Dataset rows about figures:

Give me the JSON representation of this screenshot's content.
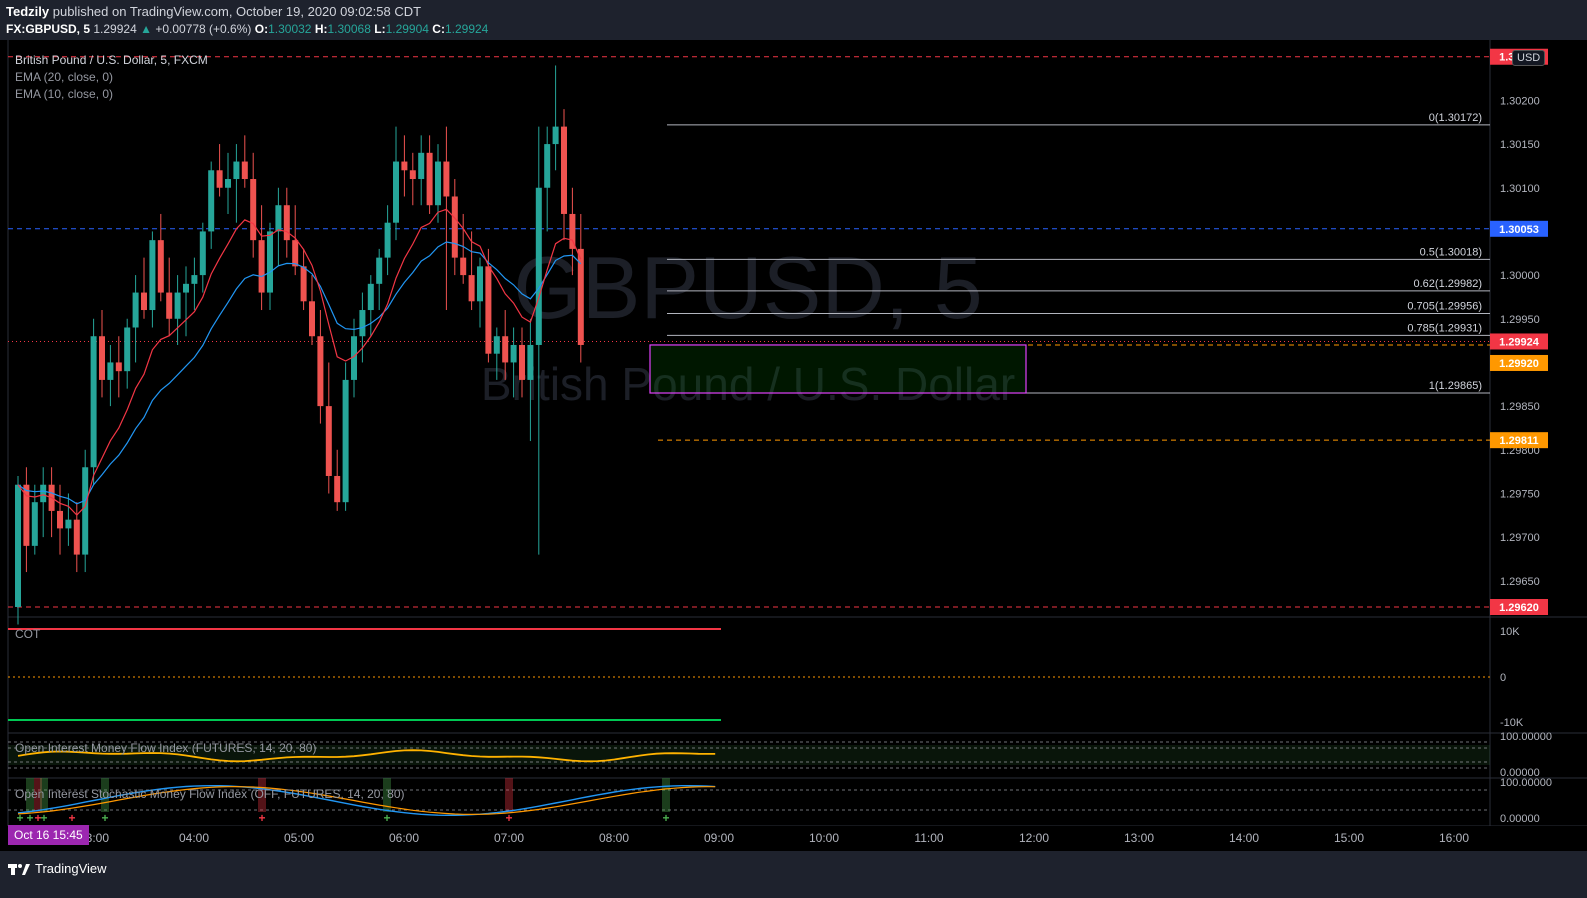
{
  "header": {
    "author": "Tedzily",
    "published_text": "published on TradingView.com, October 19, 2020 09:02:58 CDT",
    "symbol": "FX:GBPUSD, 5",
    "last": "1.29924",
    "change": "+0.00778 (+0.6%)",
    "o_label": "O:",
    "o": "1.30032",
    "h_label": "H:",
    "h": "1.30068",
    "l_label": "L:",
    "l": "1.29904",
    "c_label": "C:",
    "c": "1.29924"
  },
  "legend": {
    "title": "British Pound / U.S. Dollar, 5, FXCM",
    "ema20": "EMA (20, close, 0)",
    "ema10": "EMA (10, close, 0)",
    "cot": "COT",
    "oimfi": "Open Interest Money Flow Index (FUTURES, 14, 20, 80)",
    "oistoch": "Open Interest Stochastic Money Flow Index (OFF, FUTURES, 14, 20, 80)"
  },
  "watermark": {
    "symbol": "GBPUSD, 5",
    "name": "British Pound / U.S. Dollar"
  },
  "currency": "USD",
  "date_badge": "Oct 16   15:45",
  "footer": {
    "brand": "TradingView"
  },
  "colors": {
    "bg": "#000000",
    "up": "#26a69a",
    "down": "#ef5350",
    "ema20": "#2196f3",
    "ema10": "#f23645",
    "fib": "#b2b5be",
    "rect": "#e040fb"
  },
  "chart_data": {
    "type": "candlestick",
    "ylim": [
      1.2962,
      1.3026
    ],
    "yticks": [
      "1.30200",
      "1.30150",
      "1.30100",
      "1.30050",
      "1.30000",
      "1.29950",
      "1.29900",
      "1.29850",
      "1.29800",
      "1.29750",
      "1.29700",
      "1.29650"
    ],
    "xticks": [
      "03:00",
      "04:00",
      "05:00",
      "06:00",
      "07:00",
      "08:00",
      "09:00",
      "10:00",
      "11:00",
      "12:00",
      "13:00",
      "14:00",
      "15:00",
      "16:00"
    ],
    "price_labels": [
      {
        "text": "1.30250",
        "kind": "red"
      },
      {
        "text": "1.30053",
        "kind": "blue"
      },
      {
        "text": "1.29924",
        "kind": "red"
      },
      {
        "text": "1.29920",
        "kind": "orange"
      },
      {
        "text": "1.29811",
        "kind": "orange"
      },
      {
        "text": "1.29620",
        "kind": "red"
      }
    ],
    "fib_levels": [
      {
        "ratio": "0",
        "price": 1.30172,
        "label": "0(1.30172)"
      },
      {
        "ratio": "0.5",
        "price": 1.30018,
        "label": "0.5(1.30018)"
      },
      {
        "ratio": "0.62",
        "price": 1.29982,
        "label": "0.62(1.29982)"
      },
      {
        "ratio": "0.705",
        "price": 1.29956,
        "label": "0.705(1.29956)"
      },
      {
        "ratio": "0.785",
        "price": 1.29931,
        "label": "0.785(1.29931)"
      },
      {
        "ratio": "1",
        "price": 1.29865,
        "label": "1(1.29865)"
      }
    ],
    "candles": [
      [
        1.2962,
        1.2977,
        1.296,
        1.2976
      ],
      [
        1.2976,
        1.2978,
        1.2966,
        1.2969
      ],
      [
        1.2969,
        1.2976,
        1.2968,
        1.2974
      ],
      [
        1.2974,
        1.2978,
        1.297,
        1.2976
      ],
      [
        1.2976,
        1.2978,
        1.297,
        1.2973
      ],
      [
        1.2973,
        1.2976,
        1.2968,
        1.2971
      ],
      [
        1.2971,
        1.2975,
        1.2969,
        1.2972
      ],
      [
        1.2972,
        1.2974,
        1.2966,
        1.2968
      ],
      [
        1.2968,
        1.298,
        1.2966,
        1.2978
      ],
      [
        1.2978,
        1.2995,
        1.2976,
        1.2993
      ],
      [
        1.2993,
        1.2996,
        1.2986,
        1.2988
      ],
      [
        1.2988,
        1.2992,
        1.2985,
        1.299
      ],
      [
        1.299,
        1.2993,
        1.2986,
        1.2989
      ],
      [
        1.2989,
        1.2995,
        1.2987,
        1.2994
      ],
      [
        1.2994,
        1.3,
        1.299,
        1.2998
      ],
      [
        1.2998,
        1.3002,
        1.2995,
        1.2996
      ],
      [
        1.2996,
        1.3005,
        1.2994,
        1.3004
      ],
      [
        1.3004,
        1.3007,
        1.2997,
        1.2998
      ],
      [
        1.2998,
        1.3002,
        1.2993,
        1.2995
      ],
      [
        1.2995,
        1.3,
        1.2992,
        1.2998
      ],
      [
        1.2998,
        1.3001,
        1.2993,
        1.2999
      ],
      [
        1.2999,
        1.3002,
        1.2996,
        1.3
      ],
      [
        1.3,
        1.3006,
        1.2998,
        1.3005
      ],
      [
        1.3005,
        1.3013,
        1.3003,
        1.3012
      ],
      [
        1.3012,
        1.3015,
        1.3009,
        1.301
      ],
      [
        1.301,
        1.3014,
        1.3007,
        1.3011
      ],
      [
        1.3011,
        1.3015,
        1.3006,
        1.3013
      ],
      [
        1.3013,
        1.3016,
        1.301,
        1.3011
      ],
      [
        1.3011,
        1.3014,
        1.3002,
        1.3004
      ],
      [
        1.3004,
        1.3008,
        1.2996,
        1.2998
      ],
      [
        1.2998,
        1.3006,
        1.2996,
        1.3005
      ],
      [
        1.3005,
        1.301,
        1.3001,
        1.3008
      ],
      [
        1.3008,
        1.301,
        1.3002,
        1.3004
      ],
      [
        1.3004,
        1.3008,
        1.3,
        1.3001
      ],
      [
        1.3001,
        1.3003,
        1.2996,
        1.2997
      ],
      [
        1.2997,
        1.3,
        1.2992,
        1.2993
      ],
      [
        1.2993,
        1.2996,
        1.2983,
        1.2985
      ],
      [
        1.2985,
        1.299,
        1.2975,
        1.2977
      ],
      [
        1.2977,
        1.298,
        1.2973,
        1.2974
      ],
      [
        1.2974,
        1.299,
        1.2973,
        1.2988
      ],
      [
        1.2988,
        1.2995,
        1.2986,
        1.2993
      ],
      [
        1.2993,
        1.2998,
        1.299,
        1.2996
      ],
      [
        1.2996,
        1.3,
        1.2993,
        1.2999
      ],
      [
        1.2999,
        1.3003,
        1.2996,
        1.3002
      ],
      [
        1.3002,
        1.3008,
        1.3,
        1.3006
      ],
      [
        1.3006,
        1.3017,
        1.3004,
        1.3013
      ],
      [
        1.3013,
        1.3016,
        1.3009,
        1.3012
      ],
      [
        1.3012,
        1.3014,
        1.3008,
        1.3011
      ],
      [
        1.3011,
        1.3016,
        1.3008,
        1.3014
      ],
      [
        1.3014,
        1.3016,
        1.3007,
        1.3008
      ],
      [
        1.3008,
        1.3015,
        1.3006,
        1.3013
      ],
      [
        1.3013,
        1.3017,
        1.2996,
        1.3009
      ],
      [
        1.3009,
        1.3011,
        1.3,
        1.3002
      ],
      [
        1.3002,
        1.3007,
        1.2999,
        1.3
      ],
      [
        1.3,
        1.3005,
        1.2996,
        1.2997
      ],
      [
        1.2997,
        1.3002,
        1.2994,
        1.3001
      ],
      [
        1.3001,
        1.3003,
        1.299,
        1.2991
      ],
      [
        1.2991,
        1.2994,
        1.2988,
        1.2993
      ],
      [
        1.2993,
        1.2996,
        1.2988,
        1.299
      ],
      [
        1.299,
        1.2994,
        1.2986,
        1.2992
      ],
      [
        1.2992,
        1.2994,
        1.2986,
        1.2988
      ],
      [
        1.2988,
        1.2995,
        1.2981,
        1.2992
      ],
      [
        1.2992,
        1.3017,
        1.2968,
        1.301
      ],
      [
        1.301,
        1.3017,
        1.3005,
        1.3015
      ],
      [
        1.3015,
        1.3024,
        1.3012,
        1.3017
      ],
      [
        1.3017,
        1.3019,
        1.3004,
        1.3007
      ],
      [
        1.3007,
        1.301,
        1.3,
        1.3003
      ],
      [
        1.3003,
        1.3007,
        1.299,
        1.2992
      ]
    ],
    "cot": {
      "yticks": [
        "10K",
        "0",
        "-10K"
      ]
    },
    "oimfi": {
      "yticks": [
        "100.00000",
        "0.00000"
      ],
      "upper": 80,
      "lower": 20
    },
    "oistoch": {
      "yticks": [
        "100.00000",
        "0.00000"
      ],
      "upper": 80,
      "lower": 20
    }
  }
}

=== WHAT THE EXERCISE ASKS ===
Of all the lines in the data above, state how many include "Money". Say only the number.

=== WRITTEN RESPONSE ===
2